Return the full material exactly.

**Available data**
**********

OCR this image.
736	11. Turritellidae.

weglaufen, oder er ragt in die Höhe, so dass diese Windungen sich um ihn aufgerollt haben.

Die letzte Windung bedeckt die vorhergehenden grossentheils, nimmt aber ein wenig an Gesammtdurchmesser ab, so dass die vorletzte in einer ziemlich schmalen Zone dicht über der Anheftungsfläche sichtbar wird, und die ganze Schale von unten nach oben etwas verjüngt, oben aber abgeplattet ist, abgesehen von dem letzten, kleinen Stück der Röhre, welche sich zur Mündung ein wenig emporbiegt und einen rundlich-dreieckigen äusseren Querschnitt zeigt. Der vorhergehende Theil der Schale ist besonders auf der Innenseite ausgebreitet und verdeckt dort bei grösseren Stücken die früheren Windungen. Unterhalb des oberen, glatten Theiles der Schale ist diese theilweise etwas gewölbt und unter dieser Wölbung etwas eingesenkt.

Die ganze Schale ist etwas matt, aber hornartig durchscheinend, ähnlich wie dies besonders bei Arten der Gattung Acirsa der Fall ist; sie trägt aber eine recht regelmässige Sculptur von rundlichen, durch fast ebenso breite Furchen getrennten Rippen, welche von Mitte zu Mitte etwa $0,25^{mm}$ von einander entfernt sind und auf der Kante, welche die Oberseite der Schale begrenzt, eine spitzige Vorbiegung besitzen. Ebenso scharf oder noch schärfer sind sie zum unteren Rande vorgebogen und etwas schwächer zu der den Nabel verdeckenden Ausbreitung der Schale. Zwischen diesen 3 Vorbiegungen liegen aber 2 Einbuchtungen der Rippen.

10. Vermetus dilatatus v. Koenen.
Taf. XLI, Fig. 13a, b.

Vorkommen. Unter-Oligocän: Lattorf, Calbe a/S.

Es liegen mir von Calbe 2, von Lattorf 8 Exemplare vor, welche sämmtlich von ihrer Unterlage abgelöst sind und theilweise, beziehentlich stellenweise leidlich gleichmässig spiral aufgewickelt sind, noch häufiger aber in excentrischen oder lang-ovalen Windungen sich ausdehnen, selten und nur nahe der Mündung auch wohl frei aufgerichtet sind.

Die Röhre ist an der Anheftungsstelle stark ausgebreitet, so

**********

**Output below**
OCR this image.
736	11. Turritellidae.

weglaufen, oder er ragt in die Höhe, so dass diese Windungen sich um ihn aufgerollt haben.

Die letzte Windung bedeckt die vorhergehenden grossentheils, nimmt aber ein wenig an Gesammtdurchmesser ab, so dass die vorletzte in einer ziemlich schmalen Zone dicht über der Anheftungsfläche sichtbar wird, und die ganze Schale von unten nach oben etwas verjüngt, oben aber abgeplattet ist, abgesehen von dem letzten, kleinen Stück der Röhre, welche sich zur Mündung ein wenig emporbiegt und einen rundlich-dreieckigen äusseren Querschnitt zeigt. Der vorhergehende Theil der Schale ist besonders auf der Innenseite ausgebreitet und verdeckt dort bei grösseren Stücken die früheren Windungen. Unterhalb des oberen, glatten Theiles der Schale ist diese theilweise etwas gewölbt und unter dieser Wölbung etwas eingesenkt.

Die ganze Schale ist etwas matt, aber hornartig durchscheinend, ähnlich wie dies besonders bei Arten der Gattung Acirsa der Fall ist; sie trägt aber eine recht regelmässige Sculptur von rundlichen, durch fast ebenso breite Furchen getrennten Rippen, welche von Mitte zu Mitte etwa $0,25^{mm}$ von einander entfernt sind und auf der Kante, welche die Oberseite der Schale begrenzt, eine spitzige Vorbiegung besitzen. Ebenso scharf oder noch schärfer sind sie zum unteren Rande vorgebogen und etwas schwächer zu der den Nabel verdeckenden Ausbreitung der Schale. Zwischen diesen 3 Vorbiegungen liegen aber 2 Einbuchtungen der Rippen.

10. Vermetus dilatatus v. Koenen.
Taf. XLI, Fig. 13a, b.

Vorkommen. Unter-Oligocän: Lattorf, Calbe a/S.

Es liegen mir von Calbe 2, von Lattorf 8 Exemplare vor, welche sämmtlich von ihrer Unterlage abgelöst sind und theilweise, beziehentlich stellenweise leidlich gleichmässig spiral aufgewickelt sind, noch häufiger aber in excentrischen oder lang-ovalen Windungen sich ausdehnen, selten und nur nahe der Mündung auch wohl frei aufgerichtet sind.

Die Röhre ist an der Anheftungsstelle stark ausgebreitet, so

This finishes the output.